→ **What to produce**:
Where a line holds the string "color", return that line.
[start of Records provided]
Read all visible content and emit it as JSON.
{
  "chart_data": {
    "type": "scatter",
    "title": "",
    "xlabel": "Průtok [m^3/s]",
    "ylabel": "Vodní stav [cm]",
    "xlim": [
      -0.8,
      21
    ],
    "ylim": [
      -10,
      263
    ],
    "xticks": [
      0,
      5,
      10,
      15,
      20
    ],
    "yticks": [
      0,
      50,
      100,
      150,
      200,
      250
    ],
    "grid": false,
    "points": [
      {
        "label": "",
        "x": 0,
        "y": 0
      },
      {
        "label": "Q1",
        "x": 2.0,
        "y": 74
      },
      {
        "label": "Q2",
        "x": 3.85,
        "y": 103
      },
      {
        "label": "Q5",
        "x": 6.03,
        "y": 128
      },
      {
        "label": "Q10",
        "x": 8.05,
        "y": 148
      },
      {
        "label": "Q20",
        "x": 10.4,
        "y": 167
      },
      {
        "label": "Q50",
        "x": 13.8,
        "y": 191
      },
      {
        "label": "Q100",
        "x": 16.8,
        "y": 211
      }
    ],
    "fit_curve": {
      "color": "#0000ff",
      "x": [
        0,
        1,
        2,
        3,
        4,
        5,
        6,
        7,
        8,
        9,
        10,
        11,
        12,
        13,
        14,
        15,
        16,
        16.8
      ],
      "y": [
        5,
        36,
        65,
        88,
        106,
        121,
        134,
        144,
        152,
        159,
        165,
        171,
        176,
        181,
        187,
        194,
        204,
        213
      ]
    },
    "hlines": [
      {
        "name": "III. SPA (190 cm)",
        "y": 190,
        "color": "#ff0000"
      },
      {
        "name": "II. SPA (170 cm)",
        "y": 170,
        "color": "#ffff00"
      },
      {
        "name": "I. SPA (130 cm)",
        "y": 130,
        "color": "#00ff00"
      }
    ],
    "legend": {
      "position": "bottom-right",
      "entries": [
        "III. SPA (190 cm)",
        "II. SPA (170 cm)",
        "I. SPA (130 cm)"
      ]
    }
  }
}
[end of Records provided]
→ **Right answer**:
      "color": "#0000ff",
        "color": "#ff0000"
        "color": "#ffff00"
        "color": "#00ff00"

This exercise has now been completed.